• _Work to complete_: Using the data below, return every line that holds the word "Selain".

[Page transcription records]
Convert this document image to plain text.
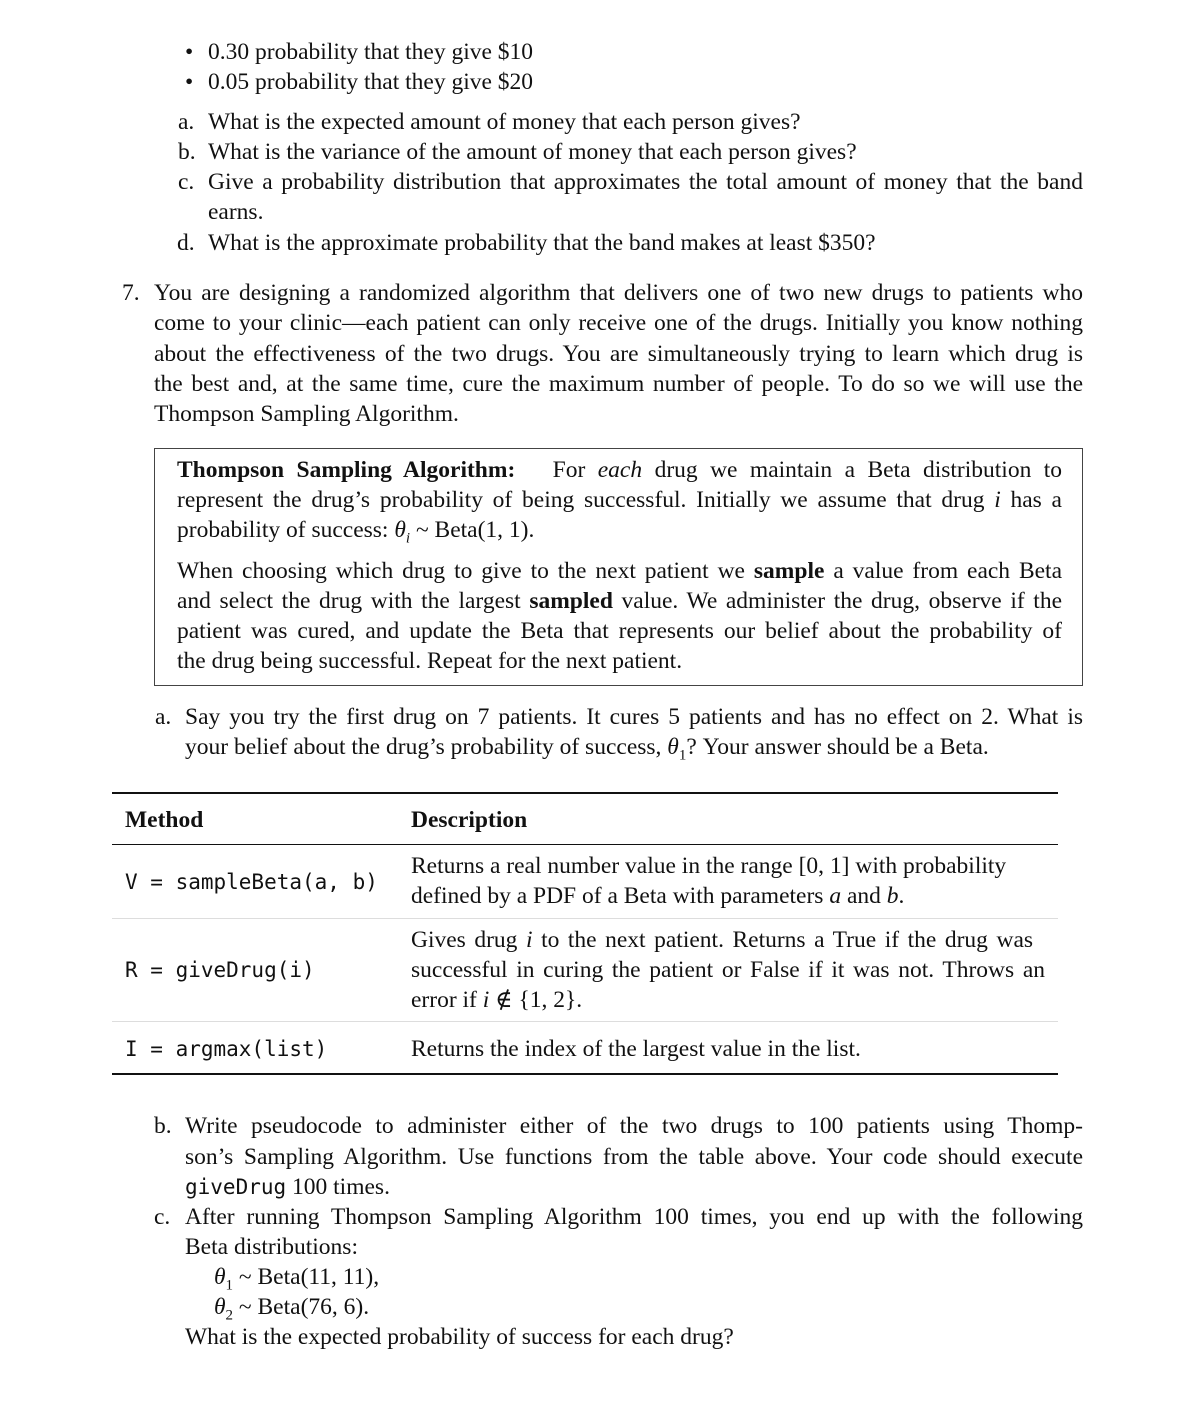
• 0.30 probability that they give $10
• 0.05 probability that they give $20
a. What is the expected amount of money that each person gives?
b. What is the variance of the amount of money that each person gives?
c. Give a probability distribution that approximates the total amount of money that the band
earns.
d. What is the approximate probability that the band makes at least $350?
7. You are designing a randomized algorithm that delivers one of two new drugs to patients who
come to your clinic—each patient can only receive one of the drugs. Initially you know nothing
about the effectiveness of the two drugs. You are simultaneously trying to learn which drug is
the best and, at the same time, cure the maximum number of people. To do so we will use the
Thompson Sampling Algorithm.
Thompson Sampling Algorithm: For each drug we maintain a Beta distribution to
represent the drug’s probability of being successful. Initially we assume that drug i has a
probability of success: $\theta_i$ ~ Beta(1, 1).
When choosing which drug to give to the next patient we sample a value from each Beta
and select the drug with the largest sampled value. We administer the drug, observe if the
patient was cured, and update the Beta that represents our belief about the probability of
the drug being successful. Repeat for the next patient.
a. Say you try the first drug on 7 patients. It cures 5 patients and has no effect on 2. What is
your belief about the drug’s probability of success, $\theta_1$? Your answer should be a Beta.
Method	Description
V = sampleBeta(a, b)
Returns a real number value in the range [0, 1] with probability
defined by a PDF of a Beta with parameters a and b.
R = giveDrug(i)
Gives drug i to the next patient. Returns a True if the drug was
successful in curing the patient or False if it was not. Throws an
error if i ∉ {1, 2}.
I = argmax(list)	Returns the index of the largest value in the list.
b. Write pseudocode to administer either of the two drugs to 100 patients using Thomp-
son’s Sampling Algorithm. Use functions from the table above. Your code should execute
giveDrug 100 times.
c. After running Thompson Sampling Algorithm 100 times, you end up with the following
Beta distributions:
$\theta_1$ ~ Beta(11, 11),
$\theta_2$ ~ Beta(76, 6).
What is the expected probability of success for each drug?
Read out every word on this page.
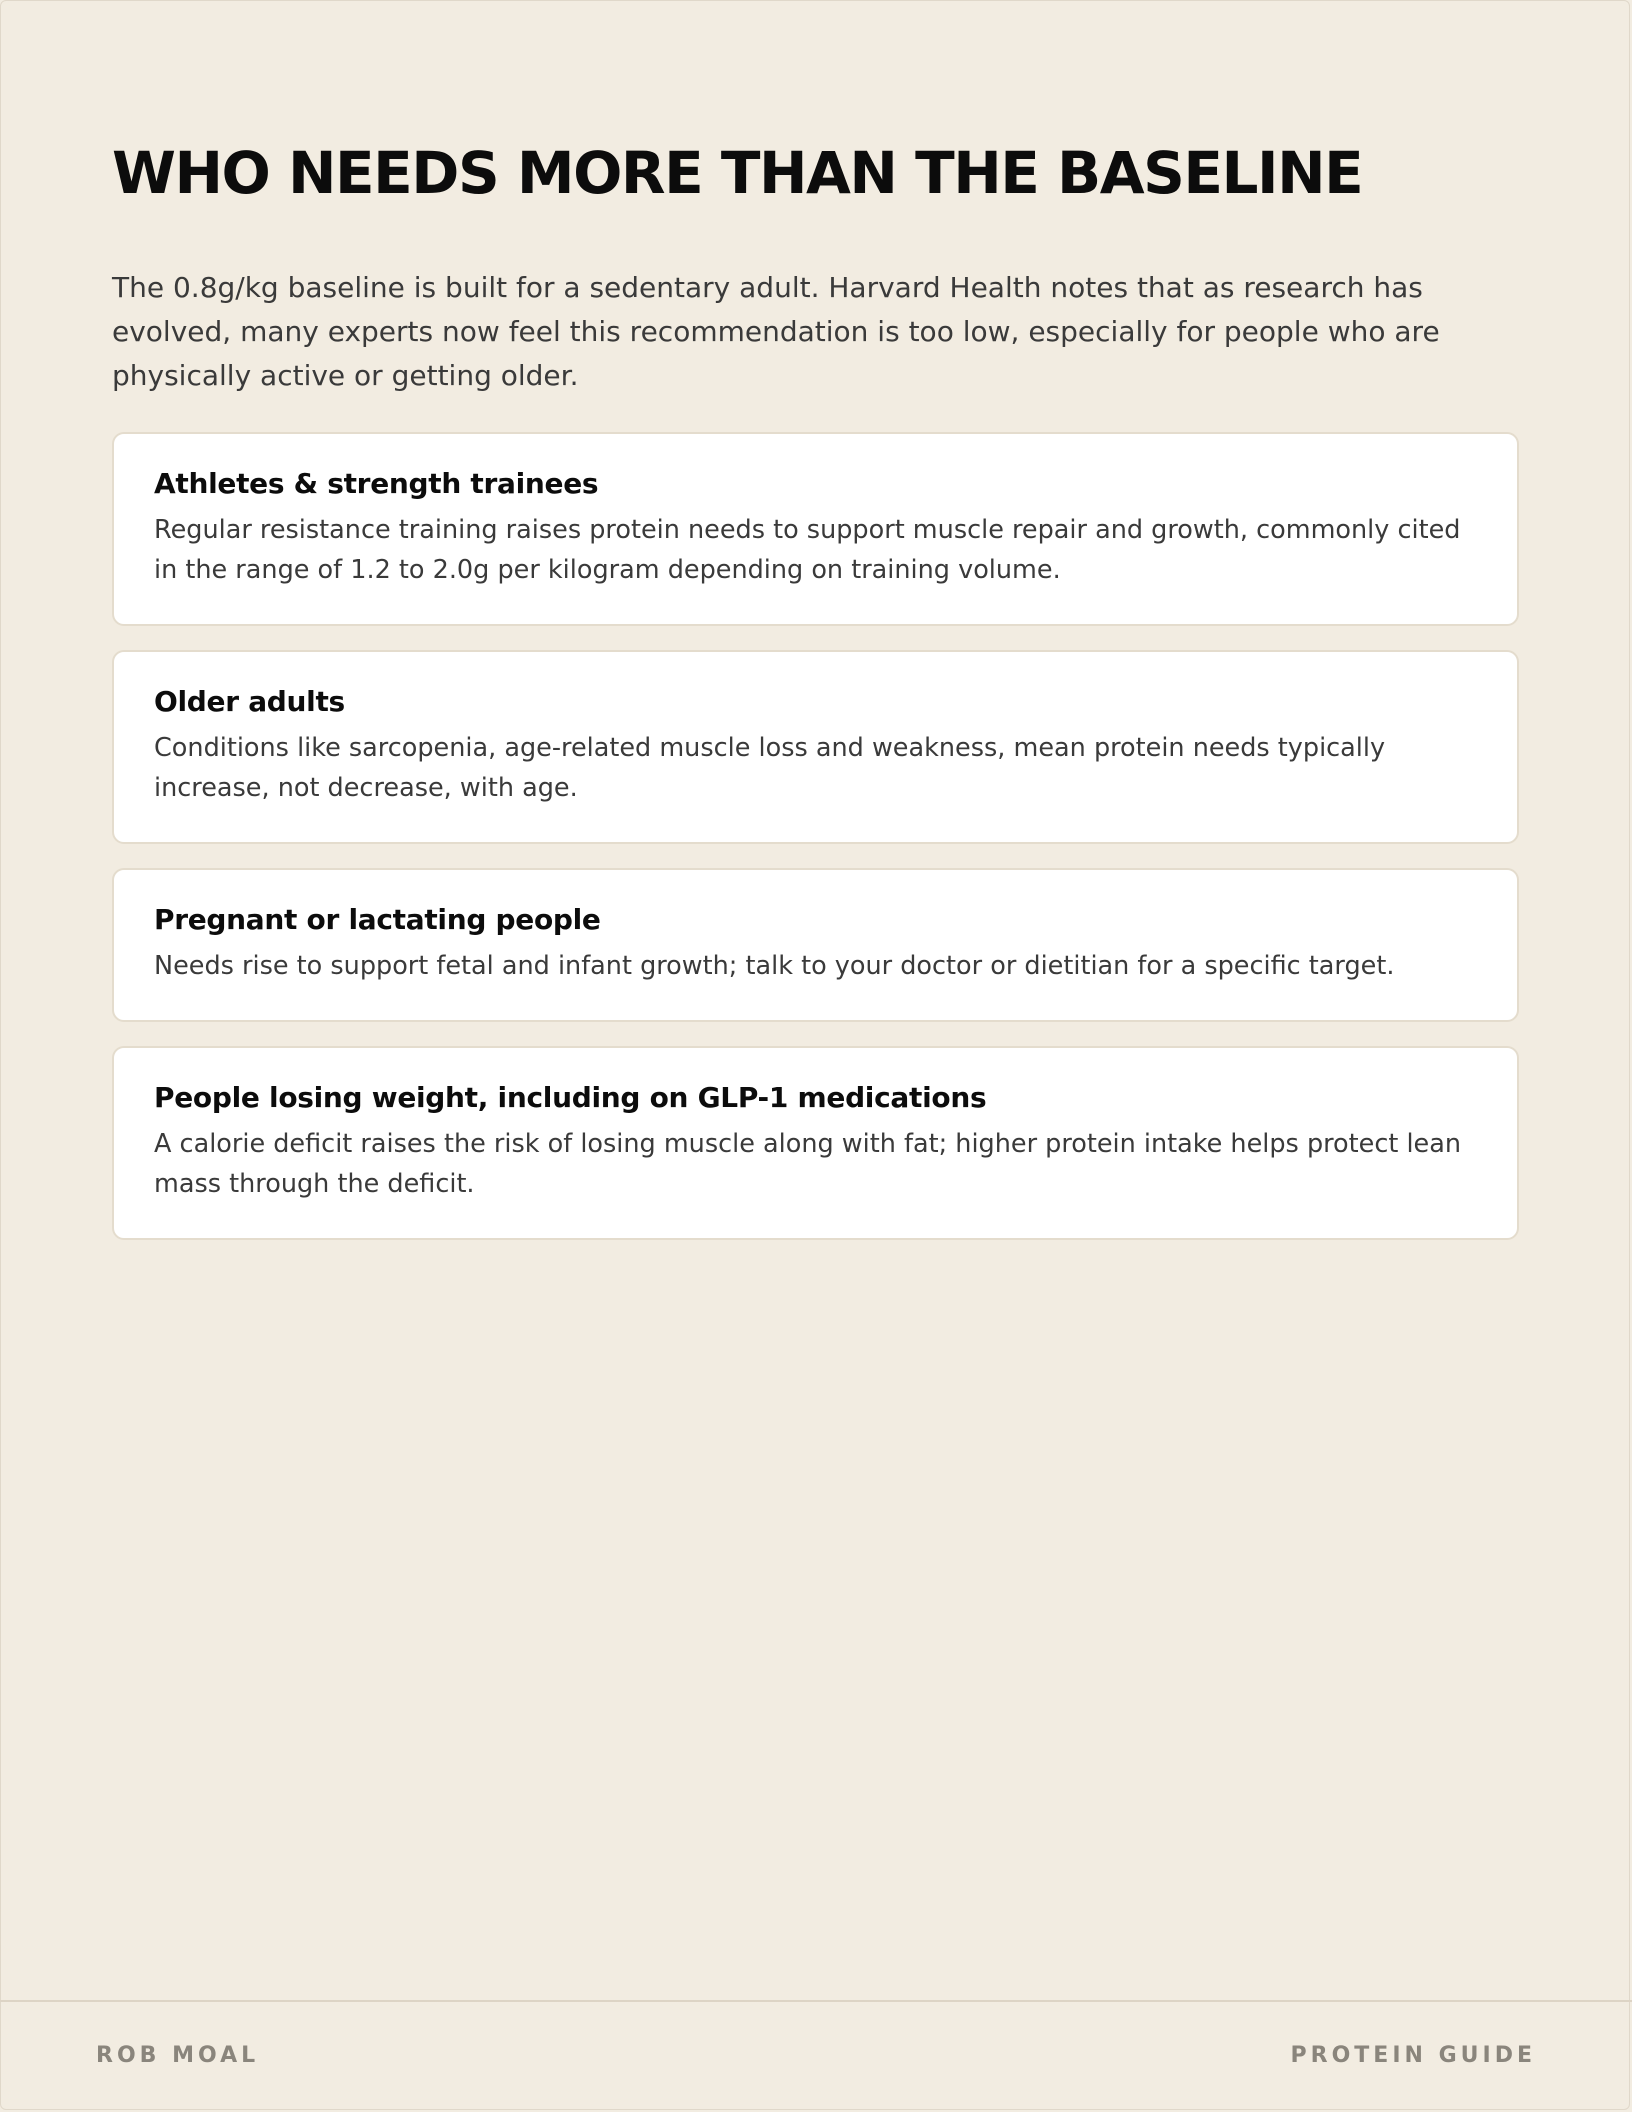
WHO NEEDS MORE THAN THE BASELINE

The 0.8g/kg baseline is built for a sedentary adult. Harvard Health notes that as research has evolved, many experts now feel this recommendation is too low, especially for people who are physically active or getting older.

Athletes & strength trainees

Regular resistance training raises protein needs to support muscle repair and growth, commonly cited in the range of 1.2 to 2.0g per kilogram depending on training volume.

Older adults

Conditions like sarcopenia, age-related muscle loss and weakness, mean protein needs typically increase, not decrease, with age.

Pregnant or lactating people

Needs rise to support fetal and infant growth; talk to your doctor or dietitian for a specific target.

People losing weight, including on GLP-1 medications

A calorie deficit raises the risk of losing muscle along with fat; higher protein intake helps protect lean mass through the deficit.

ROB MOAL	PROTEIN GUIDE
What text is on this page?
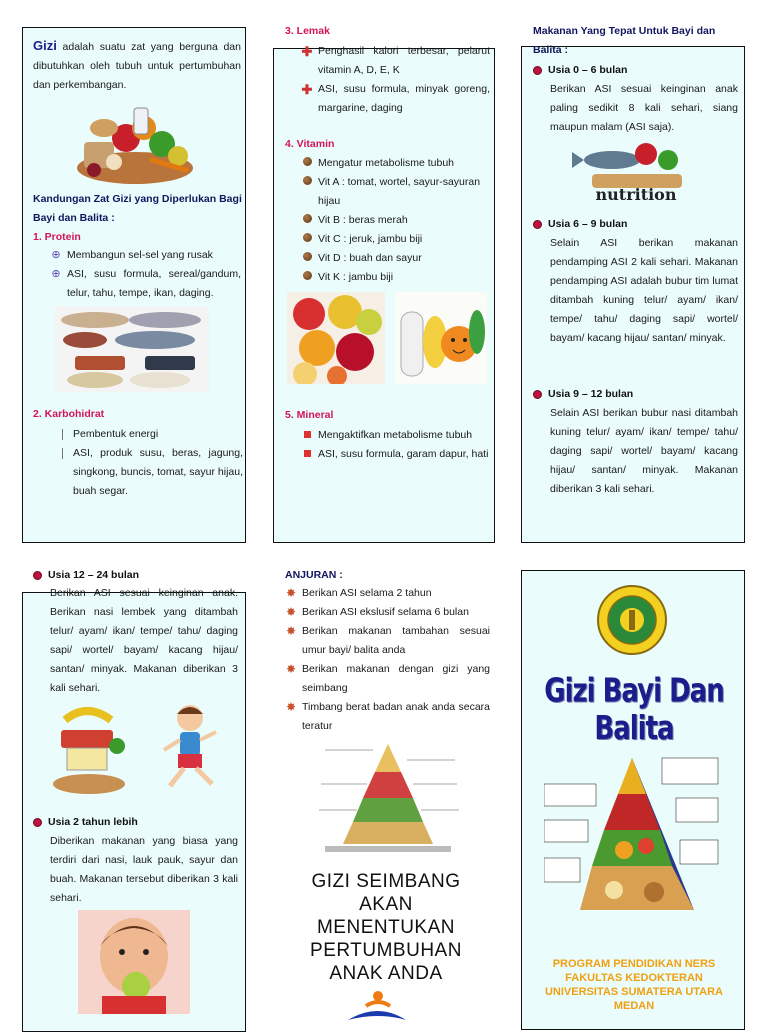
Gizi adalah suatu zat yang berguna dan dibutuhkan oleh tubuh untuk pertumbuhan dan perkembangan.
Kandungan Zat Gizi yang Diperlukan Bagi Bayi dan Balita :
1. Protein
⊕ Membangun sel-sel yang rusak
⊕ ASI, susu formula, sereal/gandum, telur, tahu, tempe, ikan, daging.
2. Karbohidrat
Pembentuk energi
ASI, produk susu, beras, jagung, singkong, buncis, tomat, sayur hijau, buah segar.
3. Lemak
✚ Penghasil kalori terbesar, pelarut vitamin A, D, E, K
✚ ASI, susu formula, minyak goreng, margarine, daging
4. Vitamin
Mengatur metabolisme tubuh
Vit A : tomat, wortel, sayur-sayuran hijau
Vit B : beras merah
Vit C : jeruk, jambu biji
Vit D : buah dan sayur
Vit K : jambu biji
5. Mineral
Mengaktifkan metabolisme tubuh
ASI, susu formula, garam dapur, hati
Makanan Yang Tepat Untuk Bayi dan Balita :
Usia 0 – 6 bulan
Berikan ASI sesuai keinginan anak paling sedikit 8 kali sehari, siang maupun malam (ASI saja).
nutrition
Usia 6 – 9 bulan
Selain ASI berikan makanan pendamping ASI 2 kali sehari. Makanan pendamping ASI adalah bubur tim lumat ditambah kuning telur/ ayam/ ikan/ tempe/ tahu/ daging sapi/ wortel/ bayam/ kacang hijau/ santan/ minyak.
Usia 9 – 12 bulan
Selain ASI berikan bubur nasi ditambah kuning telur/ ayam/ ikan/ tempe/ tahu/ daging sapi/ wortel/ bayam/ kacang hijau/ santan/ minyak. Makanan diberikan 3 kali sehari.
Usia 12 – 24 bulan
Berikan ASI sesuai keinginan anak. Berikan nasi lembek yang ditambah telur/ ayam/ ikan/ tempe/ tahu/ daging sapi/ wortel/ bayam/ kacang hijau/ santan/ minyak. Makanan diberikan 3 kali sehari.
Usia 2 tahun lebih
Diberikan makanan yang biasa yang terdiri dari nasi, lauk pauk, sayur dan buah. Makanan tersebut diberikan 3 kali sehari.
ANJURAN :
✸ Berikan ASI selama 2 tahun
✸ Berikan ASI ekslusif selama 6 bulan
✸ Berikan makanan tambahan sesuai umur bayi/ balita anda
✸ Berikan makanan dengan gizi yang seimbang
✸ Timbang berat badan anak anda secara teratur
GIZI SEIMBANG
AKAN
MENENTUKAN
PERTUMBUHAN
ANAK ANDA
Gizi Bayi Dan Balita
PROGRAM PENDIDIKAN NERS
FAKULTAS KEDOKTERAN
UNIVERSITAS SUMATERA UTARA
MEDAN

• _Your solution_:
Selain ASI berikan makanan pendamping ASI 2 kali sehari. Makanan pendamping ASI adalah bubur tim lumat ditambah kuning telur/ ayam/ ikan/ tempe/ tahu/ daging sapi/ wortel/ bayam/ kacang hijau/ santan/ minyak.
Selain ASI berikan bubur nasi ditambah kuning telur/ ayam/ ikan/ tempe/ tahu/ daging sapi/ wortel/ bayam/ kacang hijau/ santan/ minyak. Makanan diberikan 3 kali sehari.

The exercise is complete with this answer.